▶ **To do**
Below is a block of records; repeat all of them exactly.
━━━
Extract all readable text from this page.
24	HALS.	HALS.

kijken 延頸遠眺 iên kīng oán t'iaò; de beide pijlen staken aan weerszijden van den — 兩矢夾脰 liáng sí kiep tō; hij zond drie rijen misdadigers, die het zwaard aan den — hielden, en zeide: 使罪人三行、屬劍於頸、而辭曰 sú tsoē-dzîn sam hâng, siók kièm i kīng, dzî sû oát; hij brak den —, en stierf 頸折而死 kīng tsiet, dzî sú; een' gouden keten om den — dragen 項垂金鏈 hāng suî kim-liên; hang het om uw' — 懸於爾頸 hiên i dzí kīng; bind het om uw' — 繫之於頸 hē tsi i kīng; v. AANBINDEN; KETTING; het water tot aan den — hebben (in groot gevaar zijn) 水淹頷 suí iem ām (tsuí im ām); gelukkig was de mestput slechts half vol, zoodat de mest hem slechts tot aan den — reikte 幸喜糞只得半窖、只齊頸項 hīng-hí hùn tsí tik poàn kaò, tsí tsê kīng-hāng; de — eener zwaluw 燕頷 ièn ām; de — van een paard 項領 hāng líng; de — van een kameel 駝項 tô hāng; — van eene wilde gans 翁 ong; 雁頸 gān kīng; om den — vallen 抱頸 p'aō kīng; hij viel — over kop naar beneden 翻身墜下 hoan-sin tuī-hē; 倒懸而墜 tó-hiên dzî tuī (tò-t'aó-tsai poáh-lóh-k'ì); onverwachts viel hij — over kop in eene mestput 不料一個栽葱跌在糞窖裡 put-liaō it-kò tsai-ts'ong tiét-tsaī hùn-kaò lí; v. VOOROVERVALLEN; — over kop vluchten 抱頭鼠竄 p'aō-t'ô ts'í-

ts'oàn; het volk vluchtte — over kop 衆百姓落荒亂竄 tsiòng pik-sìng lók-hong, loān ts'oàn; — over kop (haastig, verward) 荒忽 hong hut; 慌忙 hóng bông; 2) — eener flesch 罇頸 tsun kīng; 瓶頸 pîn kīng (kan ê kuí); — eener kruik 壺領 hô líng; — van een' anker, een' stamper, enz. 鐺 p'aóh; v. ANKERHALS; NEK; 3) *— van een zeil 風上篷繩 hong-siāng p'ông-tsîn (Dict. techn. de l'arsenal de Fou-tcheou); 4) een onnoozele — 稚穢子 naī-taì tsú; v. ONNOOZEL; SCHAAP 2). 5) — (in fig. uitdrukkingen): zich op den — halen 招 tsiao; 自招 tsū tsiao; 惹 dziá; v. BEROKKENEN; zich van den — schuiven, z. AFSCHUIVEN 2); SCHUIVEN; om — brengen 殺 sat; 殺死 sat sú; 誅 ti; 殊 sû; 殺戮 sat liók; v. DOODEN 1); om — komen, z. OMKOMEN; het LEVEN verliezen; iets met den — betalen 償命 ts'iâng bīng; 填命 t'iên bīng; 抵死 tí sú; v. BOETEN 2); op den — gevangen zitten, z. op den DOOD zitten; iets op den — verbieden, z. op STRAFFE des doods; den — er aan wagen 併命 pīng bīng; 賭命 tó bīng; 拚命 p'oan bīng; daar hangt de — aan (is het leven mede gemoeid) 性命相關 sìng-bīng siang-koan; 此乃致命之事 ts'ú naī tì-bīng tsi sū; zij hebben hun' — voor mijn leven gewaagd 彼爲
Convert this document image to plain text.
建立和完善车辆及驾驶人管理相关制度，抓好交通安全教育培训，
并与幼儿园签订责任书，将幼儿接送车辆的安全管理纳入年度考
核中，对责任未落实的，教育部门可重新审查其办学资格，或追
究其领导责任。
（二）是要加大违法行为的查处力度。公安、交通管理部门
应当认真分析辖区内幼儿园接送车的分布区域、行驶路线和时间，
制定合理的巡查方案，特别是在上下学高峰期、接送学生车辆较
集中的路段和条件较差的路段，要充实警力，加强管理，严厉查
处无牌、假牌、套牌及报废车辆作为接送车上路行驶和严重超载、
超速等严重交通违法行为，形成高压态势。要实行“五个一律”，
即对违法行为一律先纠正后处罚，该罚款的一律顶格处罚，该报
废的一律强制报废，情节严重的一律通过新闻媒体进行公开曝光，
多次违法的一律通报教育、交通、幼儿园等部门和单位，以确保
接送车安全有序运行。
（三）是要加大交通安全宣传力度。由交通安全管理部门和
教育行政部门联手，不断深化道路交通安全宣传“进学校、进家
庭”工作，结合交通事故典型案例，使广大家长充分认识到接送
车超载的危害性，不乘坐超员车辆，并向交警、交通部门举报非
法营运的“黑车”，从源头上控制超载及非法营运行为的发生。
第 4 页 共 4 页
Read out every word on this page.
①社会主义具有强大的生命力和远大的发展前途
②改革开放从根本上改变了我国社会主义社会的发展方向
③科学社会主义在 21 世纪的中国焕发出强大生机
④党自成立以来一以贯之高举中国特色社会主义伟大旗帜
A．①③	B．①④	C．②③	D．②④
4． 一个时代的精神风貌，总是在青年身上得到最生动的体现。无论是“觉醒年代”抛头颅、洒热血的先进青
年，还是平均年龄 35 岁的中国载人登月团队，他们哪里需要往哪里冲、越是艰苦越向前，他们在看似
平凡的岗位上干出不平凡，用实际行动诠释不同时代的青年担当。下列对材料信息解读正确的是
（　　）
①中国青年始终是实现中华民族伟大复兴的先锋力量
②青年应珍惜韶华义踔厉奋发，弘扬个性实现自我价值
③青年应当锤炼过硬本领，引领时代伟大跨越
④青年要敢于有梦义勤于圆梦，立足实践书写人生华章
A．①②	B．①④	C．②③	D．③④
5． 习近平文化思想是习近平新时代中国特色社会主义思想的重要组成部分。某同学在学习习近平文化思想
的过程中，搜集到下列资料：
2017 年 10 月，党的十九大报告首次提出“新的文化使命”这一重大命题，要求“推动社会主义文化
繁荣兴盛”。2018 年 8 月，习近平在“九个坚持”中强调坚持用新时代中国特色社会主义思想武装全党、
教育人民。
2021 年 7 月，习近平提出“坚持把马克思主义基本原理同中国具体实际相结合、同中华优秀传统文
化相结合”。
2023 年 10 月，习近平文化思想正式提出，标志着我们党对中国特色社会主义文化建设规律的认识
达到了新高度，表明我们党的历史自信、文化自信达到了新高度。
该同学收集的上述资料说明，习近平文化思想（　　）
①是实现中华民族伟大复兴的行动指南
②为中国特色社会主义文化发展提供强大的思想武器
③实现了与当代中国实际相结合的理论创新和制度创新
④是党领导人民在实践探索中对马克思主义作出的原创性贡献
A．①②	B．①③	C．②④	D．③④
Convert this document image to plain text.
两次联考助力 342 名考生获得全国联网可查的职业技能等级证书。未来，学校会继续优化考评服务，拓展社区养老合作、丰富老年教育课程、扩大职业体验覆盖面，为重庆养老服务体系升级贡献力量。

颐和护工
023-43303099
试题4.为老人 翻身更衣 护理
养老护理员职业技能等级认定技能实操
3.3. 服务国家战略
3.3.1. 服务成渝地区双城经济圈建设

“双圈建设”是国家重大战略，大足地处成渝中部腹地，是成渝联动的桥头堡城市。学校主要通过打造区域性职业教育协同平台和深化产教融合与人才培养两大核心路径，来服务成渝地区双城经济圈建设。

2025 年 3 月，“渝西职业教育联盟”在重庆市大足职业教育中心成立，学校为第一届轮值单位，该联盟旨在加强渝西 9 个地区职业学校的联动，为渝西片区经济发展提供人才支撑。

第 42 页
━━━
▶ **Correct response**
Extract all readable text from this page.
24	HALS.	HALS.

kijken 延頸遠眺 iên kīng oán t'iaò; de beide pijlen staken aan weerszijden van den — 兩矢夾脰 liáng sí kiep tō; hij zond drie rijen misdadigers, die het zwaard aan den — hielden, en zeide: 使罪人三行、屬劍於頸、而辭曰 sú tsoē-dzîn sam hâng, siók kièm i kīng, dzî sû oát; hij brak den —, en stierf 頸折而死 kīng tsiet, dzî sú; een' gouden keten om den — dragen 項垂金鏈 hāng suî kim-liên; hang het om uw' — 懸於爾頸 hiên i dzí kīng; bind het om uw' — 繫之於頸 hē tsi i kīng; v. AANBINDEN; KETTING; het water tot aan den — hebben (in groot gevaar zijn) 水淹頷 suí iem ām (tsuí im ām); gelukkig was de mestput slechts half vol, zoodat de mest hem slechts tot aan den — reikte 幸喜糞只得半窖、只齊頸項 hīng-hí hùn tsí tik poàn kaò, tsí tsê kīng-hāng; de — eener zwaluw 燕頷 ièn ām; de — van een paard 項領 hāng líng; de — van een kameel 駝項 tô hāng; — van eene wilde gans 翁 ong; 雁頸 gān kīng; om den — vallen 抱頸 p'aō kīng; hij viel — over kop naar beneden 翻身墜下 hoan-sin tuī-hē; 倒懸而墜 tó-hiên dzî tuī (tò-t'aó-tsai poáh-lóh-k'ì); onverwachts viel hij — over kop in eene mestput 不料一個栽葱跌在糞窖裡 put-liaō it-kò tsai-ts'ong tiét-tsaī hùn-kaò lí; v. VOOROVERVALLEN; — over kop vluchten 抱頭鼠竄 p'aō-t'ô ts'í-

ts'oàn; het volk vluchtte — over kop 衆百姓落荒亂竄 tsiòng pik-sìng lók-hong, loān ts'oàn; — over kop (haastig, verward) 荒忽 hong hut; 慌忙 hóng bông; 2) — eener flesch 罇頸 tsun kīng; 瓶頸 pîn kīng (kan ê kuí); — eener kruik 壺領 hô líng; — van een' anker, een' stamper, enz. 鐺 p'aóh; v. ANKERHALS; NEK; 3) *— van een zeil 風上篷繩 hong-siāng p'ông-tsîn (Dict. techn. de l'arsenal de Fou-tcheou); 4) een onnoozele — 稚穢子 naī-taì tsú; v. ONNOOZEL; SCHAAP 2). 5) — (in fig. uitdrukkingen): zich op den — halen 招 tsiao; 自招 tsū tsiao; 惹 dziá; v. BEROKKENEN; zich van den — schuiven, z. AFSCHUIVEN 2); SCHUIVEN; om — brengen 殺 sat; 殺死 sat sú; 誅 ti; 殊 sû; 殺戮 sat liók; v. DOODEN 1); om — komen, z. OMKOMEN; het LEVEN verliezen; iets met den — betalen 償命 ts'iâng bīng; 填命 t'iên bīng; 抵死 tí sú; v. BOETEN 2); op den — gevangen zitten, z. op den DOOD zitten; iets op den — verbieden, z. op STRAFFE des doods; den — er aan wagen 併命 pīng bīng; 賭命 tó bīng; 拚命 p'oan bīng; daar hangt de — aan (is het leven mede gemoeid) 性命相關 sìng-bīng siang-koan; 此乃致命之事 ts'ú naī tì-bīng tsi sū; zij hebben hun' — voor mijn leven gewaagd 彼爲
Convert this document image to plain text.
建立和完善车辆及驾驶人管理相关制度，抓好交通安全教育培训，
并与幼儿园签订责任书，将幼儿接送车辆的安全管理纳入年度考
核中，对责任未落实的，教育部门可重新审查其办学资格，或追
究其领导责任。
（二）是要加大违法行为的查处力度。公安、交通管理部门
应当认真分析辖区内幼儿园接送车的分布区域、行驶路线和时间，
制定合理的巡查方案，特别是在上下学高峰期、接送学生车辆较
集中的路段和条件较差的路段，要充实警力，加强管理，严厉查
处无牌、假牌、套牌及报废车辆作为接送车上路行驶和严重超载、
超速等严重交通违法行为，形成高压态势。要实行“五个一律”，
即对违法行为一律先纠正后处罚，该罚款的一律顶格处罚，该报
废的一律强制报废，情节严重的一律通过新闻媒体进行公开曝光，
多次违法的一律通报教育、交通、幼儿园等部门和单位，以确保
接送车安全有序运行。
（三）是要加大交通安全宣传力度。由交通安全管理部门和
教育行政部门联手，不断深化道路交通安全宣传“进学校、进家
庭”工作，结合交通事故典型案例，使广大家长充分认识到接送
车超载的危害性，不乘坐超员车辆，并向交警、交通部门举报非
法营运的“黑车”，从源头上控制超载及非法营运行为的发生。
第 4 页 共 4 页
Read out every word on this page.
①社会主义具有强大的生命力和远大的发展前途
②改革开放从根本上改变了我国社会主义社会的发展方向
③科学社会主义在 21 世纪的中国焕发出强大生机
④党自成立以来一以贯之高举中国特色社会主义伟大旗帜
A．①③	B．①④	C．②③	D．②④
4． 一个时代的精神风貌，总是在青年身上得到最生动的体现。无论是“觉醒年代”抛头颅、洒热血的先进青
年，还是平均年龄 35 岁的中国载人登月团队，他们哪里需要往哪里冲、越是艰苦越向前，他们在看似
平凡的岗位上干出不平凡，用实际行动诠释不同时代的青年担当。下列对材料信息解读正确的是
（　　）
①中国青年始终是实现中华民族伟大复兴的先锋力量
②青年应珍惜韶华义踔厉奋发，弘扬个性实现自我价值
③青年应当锤炼过硬本领，引领时代伟大跨越
④青年要敢于有梦义勤于圆梦，立足实践书写人生华章
A．①②	B．①④	C．②③	D．③④
5． 习近平文化思想是习近平新时代中国特色社会主义思想的重要组成部分。某同学在学习习近平文化思想
的过程中，搜集到下列资料：
2017 年 10 月，党的十九大报告首次提出“新的文化使命”这一重大命题，要求“推动社会主义文化
繁荣兴盛”。2018 年 8 月，习近平在“九个坚持”中强调坚持用新时代中国特色社会主义思想武装全党、
教育人民。
2021 年 7 月，习近平提出“坚持把马克思主义基本原理同中国具体实际相结合、同中华优秀传统文
化相结合”。
2023 年 10 月，习近平文化思想正式提出，标志着我们党对中国特色社会主义文化建设规律的认识
达到了新高度，表明我们党的历史自信、文化自信达到了新高度。
该同学收集的上述资料说明，习近平文化思想（　　）
①是实现中华民族伟大复兴的行动指南
②为中国特色社会主义文化发展提供强大的思想武器
③实现了与当代中国实际相结合的理论创新和制度创新
④是党领导人民在实践探索中对马克思主义作出的原创性贡献
A．①②	B．①③	C．②④	D．③④
Convert this document image to plain text.
两次联考助力 342 名考生获得全国联网可查的职业技能等级证书。未来，学校会继续优化考评服务，拓展社区养老合作、丰富老年教育课程、扩大职业体验覆盖面，为重庆养老服务体系升级贡献力量。

颐和护工
023-43303099
试题4.为老人 翻身更衣 护理
养老护理员职业技能等级认定技能实操
3.3. 服务国家战略
3.3.1. 服务成渝地区双城经济圈建设

“双圈建设”是国家重大战略，大足地处成渝中部腹地，是成渝联动的桥头堡城市。学校主要通过打造区域性职业教育协同平台和深化产教融合与人才培养两大核心路径，来服务成渝地区双城经济圈建设。

2025 年 3 月，“渝西职业教育联盟”在重庆市大足职业教育中心成立，学校为第一届轮值单位，该联盟旨在加强渝西 9 个地区职业学校的联动，为渝西片区经济发展提供人才支撑。

第 42 页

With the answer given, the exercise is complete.